START Records for the exercise
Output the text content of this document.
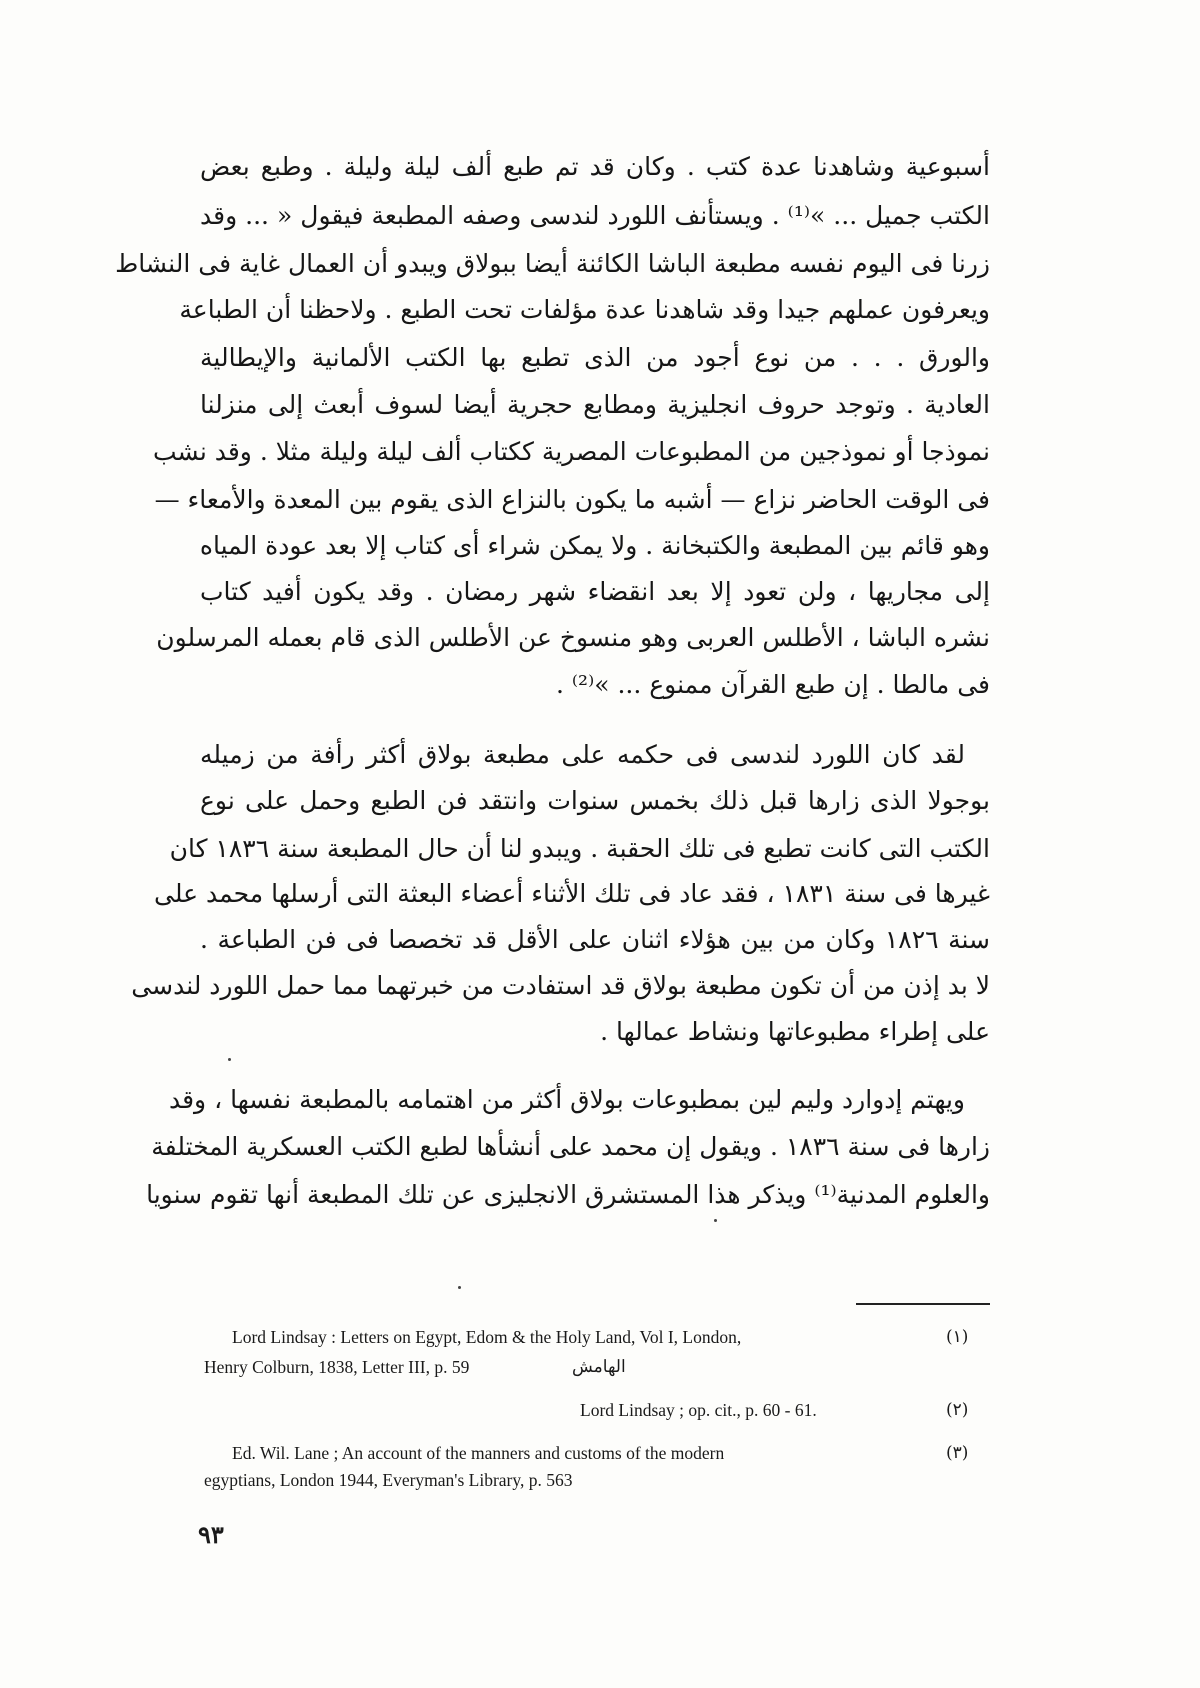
أسبوعية وشاهدنا عدة كتب . وكان قد تم طبع ألف ليلة وليلة . وطبع بعض
الكتب جميل ... »⁽¹⁾ . ويستأنف اللورد لندسى وصفه المطبعة فيقول « ... وقد
زرنا فى اليوم نفسه مطبعة الباشا الكائنة أيضا ببولاق ويبدو أن العمال غاية فى النشاط
ويعرفون عملهم جيدا وقد شاهدنا عدة مؤلفات تحت الطبع . ولاحظنا أن الطباعة
والورق . . . من نوع أجود من الذى تطبع بها الكتب الألمانية والإيطالية
العادية . وتوجد حروف انجليزية ومطابع حجرية أيضا لسوف أبعث إلى منزلنا
نموذجا أو نموذجين من المطبوعات المصرية ككتاب ألف ليلة وليلة مثلا . وقد نشب
فى الوقت الحاضر نزاع — أشبه ما يكون بالنزاع الذى يقوم بين المعدة والأمعاء —
وهو قائم بين المطبعة والكتبخانة . ولا يمكن شراء أى كتاب إلا بعد عودة المياه
إلى مجاريها ، ولن تعود إلا بعد انقضاء شهر رمضان . وقد يكون أفيد كتاب
نشره الباشا ، الأطلس العربى وهو منسوخ عن الأطلس الذى قام بعمله المرسلون
فى مالطا . إن طبع القرآن ممنوع ... »⁽²⁾ .
لقد كان اللورد لندسى فى حكمه على مطبعة بولاق أكثر رأفة من زميله
بوجولا الذى زارها قبل ذلك بخمس سنوات وانتقد فن الطبع وحمل على نوع
الكتب التى كانت تطبع فى تلك الحقبة . ويبدو لنا أن حال المطبعة سنة ١٨٣٦ كان
غيرها فى سنة ١٨٣١ ، فقد عاد فى تلك الأثناء أعضاء البعثة التى أرسلها محمد على
سنة ١٨٢٦ وكان من بين هؤلاء اثنان على الأقل قد تخصصا فى فن الطباعة .
لا بد إذن من أن تكون مطبعة بولاق قد استفادت من خبرتهما مما حمل اللورد لندسى
على إطراء مطبوعاتها ونشاط عمالها .
ويهتم إدوارد وليم لين بمطبوعات بولاق أكثر من اهتمامه بالمطبعة نفسها ، وقد
زارها فى سنة ١٨٣٦ . ويقول إن محمد على أنشأها لطبع الكتب العسكرية المختلفة
والعلوم المدنية⁽¹⁾ ويذكر هذا المستشرق الانجليزى عن تلك المطبعة أنها تقوم سنويا
(١)
Lord Lindsay : Letters on Egypt, Edom & the Holy Land, Vol I, London,
Henry Colburn, 1838, Letter III, p. 59	الهامش
(٢)
Lord Lindsay ; op. cit., p. 60 - 61.
(٣)
Ed. Wil. Lane ; An account of the manners and customs of the modern
egyptians, London 1944, Everyman's Library, p. 563
٩٣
END Records for the exercise
## Written task
Every record above should be transcribed exactly; the pictures stay out of the copy.

## Solution for this problem
Output the text content of this document.
أسبوعية وشاهدنا عدة كتب . وكان قد تم طبع ألف ليلة وليلة . وطبع بعض
الكتب جميل ... »⁽¹⁾ . ويستأنف اللورد لندسى وصفه المطبعة فيقول « ... وقد
زرنا فى اليوم نفسه مطبعة الباشا الكائنة أيضا ببولاق ويبدو أن العمال غاية فى النشاط
ويعرفون عملهم جيدا وقد شاهدنا عدة مؤلفات تحت الطبع . ولاحظنا أن الطباعة
والورق . . . من نوع أجود من الذى تطبع بها الكتب الألمانية والإيطالية
العادية . وتوجد حروف انجليزية ومطابع حجرية أيضا لسوف أبعث إلى منزلنا
نموذجا أو نموذجين من المطبوعات المصرية ككتاب ألف ليلة وليلة مثلا . وقد نشب
فى الوقت الحاضر نزاع — أشبه ما يكون بالنزاع الذى يقوم بين المعدة والأمعاء —
وهو قائم بين المطبعة والكتبخانة . ولا يمكن شراء أى كتاب إلا بعد عودة المياه
إلى مجاريها ، ولن تعود إلا بعد انقضاء شهر رمضان . وقد يكون أفيد كتاب
نشره الباشا ، الأطلس العربى وهو منسوخ عن الأطلس الذى قام بعمله المرسلون
فى مالطا . إن طبع القرآن ممنوع ... »⁽²⁾ .
لقد كان اللورد لندسى فى حكمه على مطبعة بولاق أكثر رأفة من زميله
بوجولا الذى زارها قبل ذلك بخمس سنوات وانتقد فن الطبع وحمل على نوع
الكتب التى كانت تطبع فى تلك الحقبة . ويبدو لنا أن حال المطبعة سنة ١٨٣٦ كان
غيرها فى سنة ١٨٣١ ، فقد عاد فى تلك الأثناء أعضاء البعثة التى أرسلها محمد على
سنة ١٨٢٦ وكان من بين هؤلاء اثنان على الأقل قد تخصصا فى فن الطباعة .
لا بد إذن من أن تكون مطبعة بولاق قد استفادت من خبرتهما مما حمل اللورد لندسى
على إطراء مطبوعاتها ونشاط عمالها .
ويهتم إدوارد وليم لين بمطبوعات بولاق أكثر من اهتمامه بالمطبعة نفسها ، وقد
زارها فى سنة ١٨٣٦ . ويقول إن محمد على أنشأها لطبع الكتب العسكرية المختلفة
والعلوم المدنية⁽¹⁾ ويذكر هذا المستشرق الانجليزى عن تلك المطبعة أنها تقوم سنويا
(١)
Lord Lindsay : Letters on Egypt, Edom & the Holy Land, Vol I, London,
Henry Colburn, 1838, Letter III, p. 59	الهامش
(٢)
Lord Lindsay ; op. cit., p. 60 - 61.
(٣)
Ed. Wil. Lane ; An account of the manners and customs of the modern
egyptians, London 1944, Everyman's Library, p. 563
٩٣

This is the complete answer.